Pictures stay out; everything else in the records below is copied exactly.

------------------------------------------------------------

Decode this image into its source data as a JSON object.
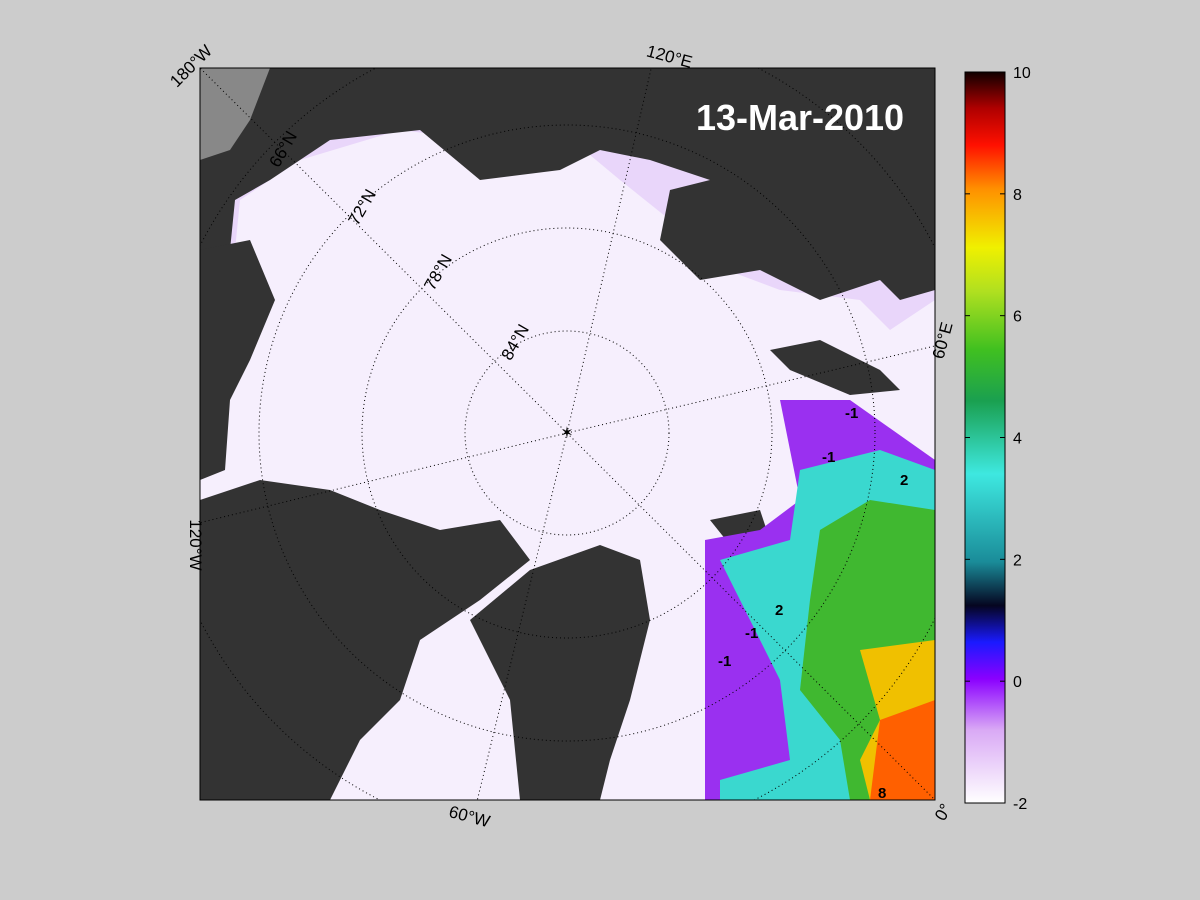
{
  "title": "13-Mar-2010",
  "longitude_labels": [
    "180°W",
    "120°E",
    "60°E",
    "0°",
    "60°W",
    "120°W"
  ],
  "latitude_labels": [
    "66°N",
    "72°N",
    "78°N",
    "84°N"
  ],
  "contour_labels": [
    "-1",
    "-1",
    "-1",
    "-1",
    "2",
    "2",
    "8"
  ],
  "colorbar": {
    "lim": [
      -2,
      10
    ],
    "ticks": [
      -2,
      0,
      2,
      4,
      6,
      8,
      10
    ]
  }
}
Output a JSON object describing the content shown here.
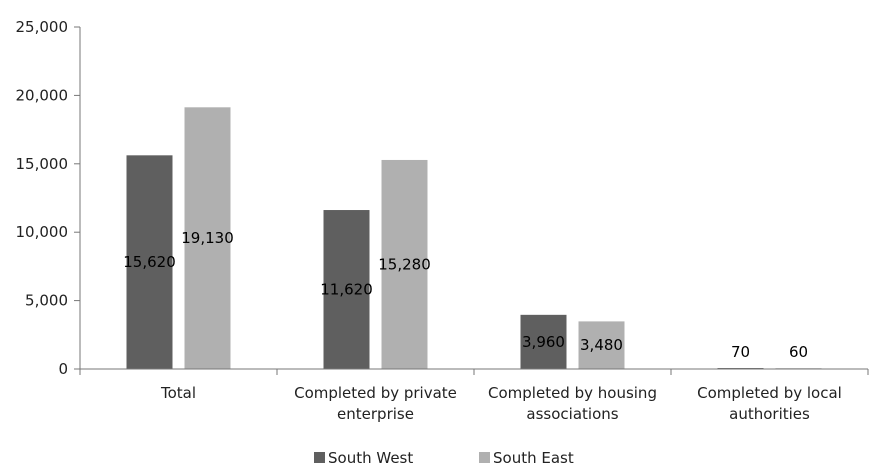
{
  "chart_data": {
    "type": "bar",
    "categories": [
      [
        "Total"
      ],
      [
        "Completed by private",
        "enterprise"
      ],
      [
        "Completed by housing",
        "associations"
      ],
      [
        "Completed by local",
        "authorities"
      ]
    ],
    "series": [
      {
        "name": "South West",
        "color": "#5f5f5f",
        "values": [
          15620,
          11620,
          3960,
          70
        ],
        "labels": [
          "15,620",
          "11,620",
          "3,960",
          "70"
        ]
      },
      {
        "name": "South East",
        "color": "#b0b0b0",
        "values": [
          19130,
          15280,
          3480,
          60
        ],
        "labels": [
          "19,130",
          "15,280",
          "3,480",
          "60"
        ]
      }
    ],
    "ylim": [
      0,
      25000
    ],
    "yticks": [
      0,
      5000,
      10000,
      15000,
      20000,
      25000
    ],
    "ytick_labels": [
      "0",
      "5,000",
      "10,000",
      "15,000",
      "20,000",
      "25,000"
    ],
    "grid": false,
    "legend_position": "bottom",
    "title": "",
    "xlabel": "",
    "ylabel": ""
  }
}
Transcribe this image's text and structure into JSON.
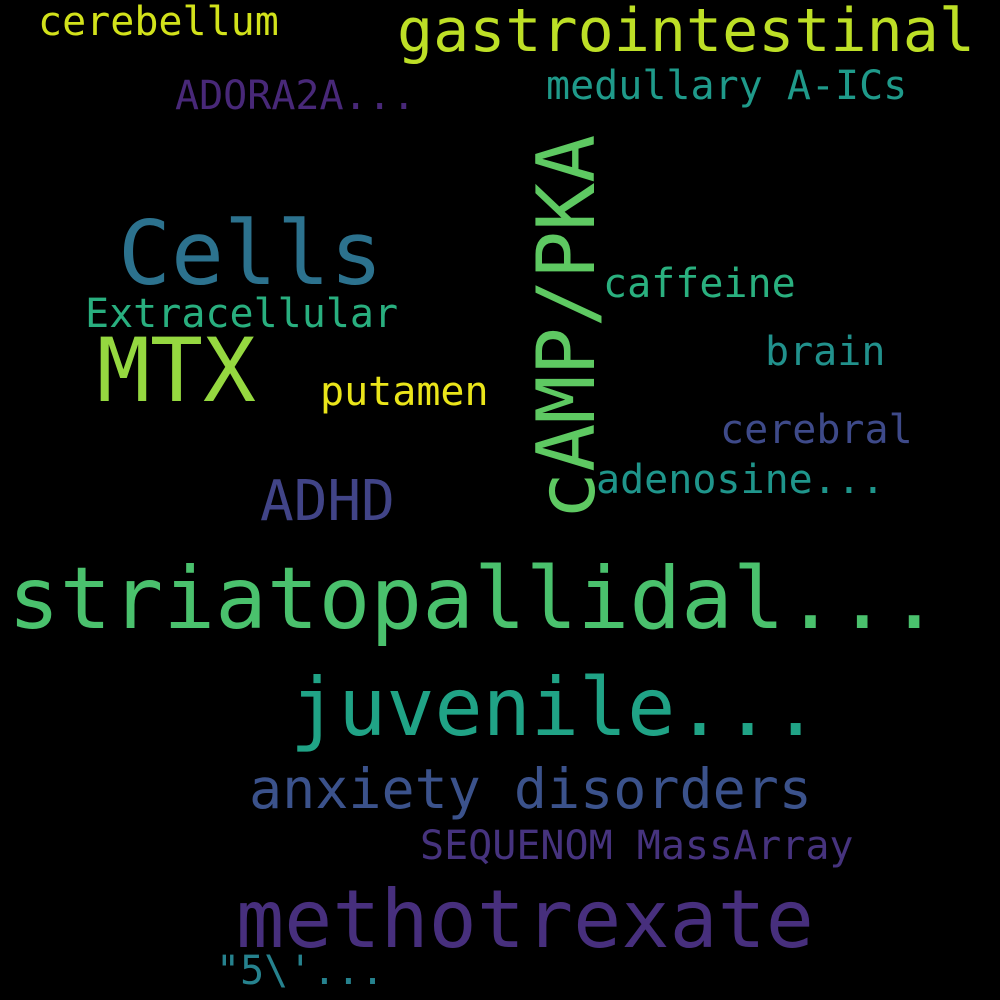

------------------------------------------------------------

## Exercise output
Decode this image into its source data as a JSON object.
{
  "title": "13-Mar-2010",
  "longitude_labels": [
    "180°W",
    "120°E",
    "60°E",
    "0°",
    "60°W",
    "120°W"
  ],
  "latitude_labels": [
    "66°N",
    "72°N",
    "78°N",
    "84°N"
  ],
  "contour_labels": [
    "-1",
    "-1",
    "-1",
    "-1",
    "2",
    "2",
    "8"
  ],
  "colorbar": {
    "lim": [
      -2,
      10
    ],
    "ticks": [
      -2,
      0,
      2,
      4,
      6,
      8,
      10
    ]
  }
}
Output a JSON object describing the content shown here.
{
  "chart_data": {
    "type": "bar",
    "categories": [
      [
        "Total"
      ],
      [
        "Completed by private",
        "enterprise"
      ],
      [
        "Completed by housing",
        "associations"
      ],
      [
        "Completed by local",
        "authorities"
      ]
    ],
    "series": [
      {
        "name": "South West",
        "color": "#5f5f5f",
        "values": [
          15620,
          11620,
          3960,
          70
        ],
        "labels": [
          "15,620",
          "11,620",
          "3,960",
          "70"
        ]
      },
      {
        "name": "South East",
        "color": "#b0b0b0",
        "values": [
          19130,
          15280,
          3480,
          60
        ],
        "labels": [
          "19,130",
          "15,280",
          "3,480",
          "60"
        ]
      }
    ],
    "ylim": [
      0,
      25000
    ],
    "yticks": [
      0,
      5000,
      10000,
      15000,
      20000,
      25000
    ],
    "ytick_labels": [
      "0",
      "5,000",
      "10,000",
      "15,000",
      "20,000",
      "25,000"
    ],
    "grid": false,
    "legend_position": "bottom",
    "title": "",
    "xlabel": "",
    "ylabel": ""
  }
}
Transcribe this image's text and structure into JSON.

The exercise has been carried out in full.